- _Exercise_
Under this task are some entries; return every one of them exactly.

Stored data
________________________

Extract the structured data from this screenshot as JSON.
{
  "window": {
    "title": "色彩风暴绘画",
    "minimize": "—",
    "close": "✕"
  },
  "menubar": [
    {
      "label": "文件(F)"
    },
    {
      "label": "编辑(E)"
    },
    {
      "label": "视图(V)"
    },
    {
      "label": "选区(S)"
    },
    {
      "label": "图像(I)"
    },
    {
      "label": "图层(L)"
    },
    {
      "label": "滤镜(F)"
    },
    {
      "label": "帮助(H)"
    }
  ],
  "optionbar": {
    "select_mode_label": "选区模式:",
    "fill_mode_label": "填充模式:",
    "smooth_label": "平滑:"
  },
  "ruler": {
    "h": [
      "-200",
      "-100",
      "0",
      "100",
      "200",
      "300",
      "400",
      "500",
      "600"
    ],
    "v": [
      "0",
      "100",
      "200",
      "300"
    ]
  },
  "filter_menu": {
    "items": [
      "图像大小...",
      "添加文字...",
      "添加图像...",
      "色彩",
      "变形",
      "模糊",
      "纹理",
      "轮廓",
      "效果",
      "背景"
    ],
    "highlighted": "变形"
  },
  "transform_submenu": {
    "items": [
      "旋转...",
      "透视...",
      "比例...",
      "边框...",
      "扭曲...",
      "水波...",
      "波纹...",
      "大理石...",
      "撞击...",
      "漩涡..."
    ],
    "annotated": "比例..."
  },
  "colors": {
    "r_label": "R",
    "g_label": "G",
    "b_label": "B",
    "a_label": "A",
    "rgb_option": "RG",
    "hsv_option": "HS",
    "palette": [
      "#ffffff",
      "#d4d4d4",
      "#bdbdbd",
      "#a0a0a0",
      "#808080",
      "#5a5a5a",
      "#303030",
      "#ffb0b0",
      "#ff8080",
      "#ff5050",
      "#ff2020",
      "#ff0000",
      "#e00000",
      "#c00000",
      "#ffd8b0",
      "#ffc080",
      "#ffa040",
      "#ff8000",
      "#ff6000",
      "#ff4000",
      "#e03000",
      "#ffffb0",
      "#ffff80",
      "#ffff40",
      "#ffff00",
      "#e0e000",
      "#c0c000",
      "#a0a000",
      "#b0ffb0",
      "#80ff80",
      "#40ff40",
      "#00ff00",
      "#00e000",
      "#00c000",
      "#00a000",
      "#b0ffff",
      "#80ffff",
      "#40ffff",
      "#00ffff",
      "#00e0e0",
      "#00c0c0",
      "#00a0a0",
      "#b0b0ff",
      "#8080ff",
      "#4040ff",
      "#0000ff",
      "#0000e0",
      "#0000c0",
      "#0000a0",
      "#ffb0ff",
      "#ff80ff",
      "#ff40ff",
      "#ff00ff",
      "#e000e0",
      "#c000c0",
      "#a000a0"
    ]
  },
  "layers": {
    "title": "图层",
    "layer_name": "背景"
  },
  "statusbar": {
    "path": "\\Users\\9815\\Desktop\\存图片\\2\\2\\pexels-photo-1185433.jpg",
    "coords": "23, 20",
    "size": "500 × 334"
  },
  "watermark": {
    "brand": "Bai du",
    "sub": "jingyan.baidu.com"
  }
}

________________________

- _The reply_
Extract the structured data from this screenshot as JSON.
{
  "window": {
    "title": "色彩风暴绘画",
    "minimize": "—",
    "close": "✕"
  },
  "menubar": [
    {
      "label": "文件(F)"
    },
    {
      "label": "编辑(E)"
    },
    {
      "label": "视图(V)"
    },
    {
      "label": "选区(S)"
    },
    {
      "label": "图像(I)"
    },
    {
      "label": "图层(L)"
    },
    {
      "label": "滤镜(F)"
    },
    {
      "label": "帮助(H)"
    }
  ],
  "optionbar": {
    "select_mode_label": "选区模式:",
    "fill_mode_label": "填充模式:",
    "smooth_label": "平滑:"
  },
  "ruler": {
    "h": [
      "-200",
      "-100",
      "0",
      "100",
      "200",
      "300",
      "400",
      "500",
      "600"
    ],
    "v": [
      "0",
      "100",
      "200",
      "300"
    ]
  },
  "filter_menu": {
    "items": [
      "图像大小...",
      "添加文字...",
      "添加图像...",
      "色彩",
      "变形",
      "模糊",
      "纹理",
      "轮廓",
      "效果",
      "背景"
    ],
    "highlighted": "变形"
  },
  "transform_submenu": {
    "items": [
      "旋转...",
      "透视...",
      "比例...",
      "边框...",
      "扭曲...",
      "水波...",
      "波纹...",
      "大理石...",
      "撞击...",
      "漩涡..."
    ],
    "annotated": "比例..."
  },
  "colors": {
    "r_label": "R",
    "g_label": "G",
    "b_label": "B",
    "a_label": "A",
    "rgb_option": "RG",
    "hsv_option": "HS",
    "palette": [
      "#ffffff",
      "#d4d4d4",
      "#bdbdbd",
      "#a0a0a0",
      "#808080",
      "#5a5a5a",
      "#303030",
      "#ffb0b0",
      "#ff8080",
      "#ff5050",
      "#ff2020",
      "#ff0000",
      "#e00000",
      "#c00000",
      "#ffd8b0",
      "#ffc080",
      "#ffa040",
      "#ff8000",
      "#ff6000",
      "#ff4000",
      "#e03000",
      "#ffffb0",
      "#ffff80",
      "#ffff40",
      "#ffff00",
      "#e0e000",
      "#c0c000",
      "#a0a000",
      "#b0ffb0",
      "#80ff80",
      "#40ff40",
      "#00ff00",
      "#00e000",
      "#00c000",
      "#00a000",
      "#b0ffff",
      "#80ffff",
      "#40ffff",
      "#00ffff",
      "#00e0e0",
      "#00c0c0",
      "#00a0a0",
      "#b0b0ff",
      "#8080ff",
      "#4040ff",
      "#0000ff",
      "#0000e0",
      "#0000c0",
      "#0000a0",
      "#ffb0ff",
      "#ff80ff",
      "#ff40ff",
      "#ff00ff",
      "#e000e0",
      "#c000c0",
      "#a000a0"
    ]
  },
  "layers": {
    "title": "图层",
    "layer_name": "背景"
  },
  "statusbar": {
    "path": "\\Users\\9815\\Desktop\\存图片\\2\\2\\pexels-photo-1185433.jpg",
    "coords": "23, 20",
    "size": "500 × 334"
  },
  "watermark": {
    "brand": "Bai du",
    "sub": "jingyan.baidu.com"
  }
}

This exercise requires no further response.